PROMPT: Find every line in the entries that contains the word "Илья", and copy each such line in full.

DATA LISTING:
++++++

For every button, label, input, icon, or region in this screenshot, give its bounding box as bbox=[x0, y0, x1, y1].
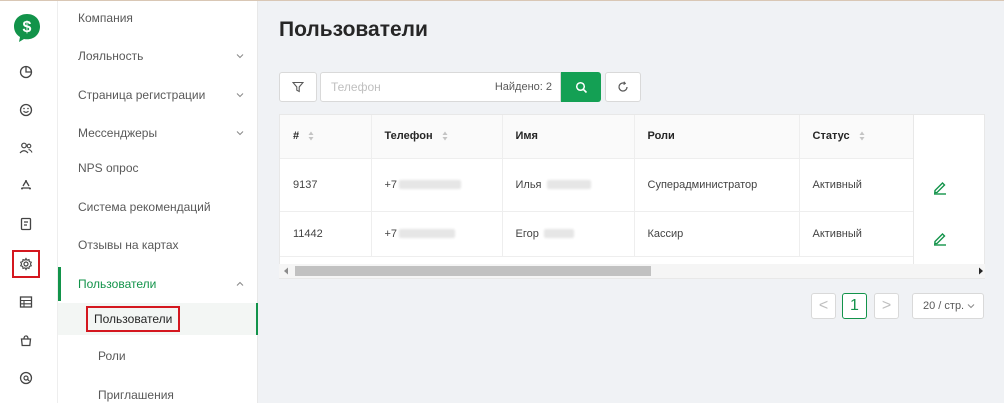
table-icon[interactable] bbox=[17, 293, 35, 311]
cell-status: Активный bbox=[799, 158, 914, 212]
cell-phone: +7 bbox=[371, 211, 503, 257]
table-row: 9137 +7 Илья Суперадминистратор Активный bbox=[280, 158, 914, 212]
filter-button[interactable] bbox=[279, 72, 317, 102]
next-page-button[interactable]: > bbox=[874, 293, 899, 319]
column-header-phone[interactable]: Телефон bbox=[371, 115, 503, 159]
gear-icon[interactable] bbox=[12, 250, 40, 278]
redacted-surname bbox=[543, 229, 574, 239]
menu-item-label: Система рекомендаций bbox=[78, 200, 211, 214]
column-header-id[interactable]: # bbox=[280, 115, 372, 159]
submenu-item-label: Роли bbox=[98, 349, 126, 363]
reset-button[interactable] bbox=[605, 72, 641, 102]
edit-icon[interactable] bbox=[932, 230, 948, 246]
cell-role: Суперадминистратор bbox=[634, 158, 800, 212]
filter-icon bbox=[292, 81, 304, 93]
menu-item-label: NPS опрос bbox=[78, 161, 139, 175]
menu-item-messengers[interactable]: Мессенджеры bbox=[58, 116, 258, 150]
at-icon[interactable] bbox=[17, 369, 35, 387]
cell-name: Егор bbox=[502, 211, 635, 257]
phone-search-box: Найдено: 2 bbox=[320, 72, 561, 102]
cell-phone: +7 bbox=[371, 158, 503, 212]
chevron-down-icon bbox=[236, 131, 244, 136]
search-icon bbox=[575, 81, 587, 93]
scrollbar-thumb[interactable] bbox=[295, 266, 651, 276]
menu-item-loyalty[interactable]: Лояльность bbox=[58, 39, 258, 73]
submenu-item-label: Пользователи bbox=[86, 306, 181, 332]
recycle-icon[interactable] bbox=[17, 177, 35, 195]
main-content: Пользователи Найдено: 2 # Телефон Имя bbox=[258, 1, 1004, 403]
page-size-select[interactable]: 20 / стр. bbox=[912, 293, 984, 319]
scroll-right-icon[interactable] bbox=[978, 267, 984, 275]
users-table: # Телефон Имя Роли Статус 9137 +7 Илья С… bbox=[279, 114, 985, 279]
table-row: 11442 +7 Егор Кассир Активный bbox=[280, 211, 914, 257]
menu-item-label: Пользователи bbox=[78, 277, 157, 291]
redacted-surname bbox=[546, 180, 591, 190]
sort-icon bbox=[308, 131, 314, 141]
horizontal-scrollbar[interactable] bbox=[279, 264, 985, 278]
cell-id: 11442 bbox=[280, 211, 372, 257]
submenu-item-users[interactable]: Пользователи bbox=[58, 303, 258, 335]
menu-item-users[interactable]: Пользователи bbox=[58, 267, 258, 301]
sort-icon bbox=[859, 131, 865, 141]
chevron-up-icon bbox=[236, 281, 244, 286]
menu-item-label: Отзывы на картах bbox=[78, 238, 179, 252]
bag-icon[interactable] bbox=[17, 331, 35, 349]
cell-name: Илья bbox=[502, 158, 635, 212]
submenu-item-invitations[interactable]: Приглашения bbox=[58, 379, 258, 403]
sort-icon bbox=[442, 131, 448, 141]
chevron-down-icon bbox=[236, 54, 244, 59]
column-header-name: Имя bbox=[502, 115, 635, 159]
chart-pie-icon[interactable] bbox=[17, 63, 35, 81]
actions-column bbox=[913, 115, 985, 278]
cell-role: Кассир bbox=[634, 211, 800, 257]
table-header-row: # Телефон Имя Роли Статус bbox=[280, 115, 914, 159]
cell-id: 9137 bbox=[280, 158, 372, 212]
edit-icon[interactable] bbox=[932, 179, 948, 195]
chevron-down-icon bbox=[967, 304, 975, 309]
app-logo[interactable]: $ bbox=[13, 13, 41, 43]
page-size-value: 20 / стр. bbox=[923, 300, 965, 312]
submenu-item-label: Приглашения bbox=[98, 388, 174, 402]
scroll-left-icon[interactable] bbox=[283, 267, 289, 275]
menu-item-recommendations[interactable]: Система рекомендаций bbox=[58, 190, 258, 224]
column-header-roles: Роли bbox=[634, 115, 800, 159]
menu-item-label: Страница регистрации bbox=[78, 88, 206, 102]
svg-text:$: $ bbox=[23, 19, 32, 36]
redacted-phone bbox=[399, 180, 462, 190]
sidebar-menu: Компания Лояльность Страница регистрации… bbox=[58, 1, 258, 403]
cell-status: Активный bbox=[799, 211, 914, 257]
users-icon[interactable] bbox=[17, 139, 35, 157]
menu-item-label: Компания bbox=[78, 11, 133, 25]
redacted-phone bbox=[399, 229, 456, 239]
found-count: Найдено: 2 bbox=[494, 81, 552, 93]
phone-search-input[interactable] bbox=[321, 80, 481, 94]
icon-rail: $ bbox=[0, 1, 58, 403]
page-1-button[interactable]: 1 bbox=[842, 293, 867, 319]
menu-item-label: Мессенджеры bbox=[78, 126, 158, 140]
chevron-down-icon bbox=[236, 93, 244, 98]
menu-item-company[interactable]: Компания bbox=[58, 1, 258, 35]
receipt-icon[interactable] bbox=[17, 215, 35, 233]
smile-icon[interactable] bbox=[17, 101, 35, 119]
page-title: Пользователи bbox=[279, 18, 428, 41]
menu-item-label: Лояльность bbox=[78, 49, 144, 63]
menu-item-map-reviews[interactable]: Отзывы на картах bbox=[58, 228, 258, 262]
column-header-status[interactable]: Статус bbox=[799, 115, 914, 159]
menu-item-nps[interactable]: NPS опрос bbox=[58, 151, 258, 185]
refresh-icon bbox=[618, 81, 628, 92]
menu-item-registration-page[interactable]: Страница регистрации bbox=[58, 78, 258, 112]
search-button[interactable] bbox=[561, 72, 601, 102]
submenu-item-roles[interactable]: Роли bbox=[58, 340, 258, 372]
prev-page-button[interactable]: < bbox=[811, 293, 836, 319]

++++++

COMPLETED TASK:
table-row: 9137 +7 Илья Суперадминистратор Активный bbox=[280, 158, 914, 212]
users-table: # Телефон Имя Роли Статус 9137 +7 Илья С… bbox=[279, 114, 985, 279]
cell-name: Илья bbox=[502, 158, 635, 212]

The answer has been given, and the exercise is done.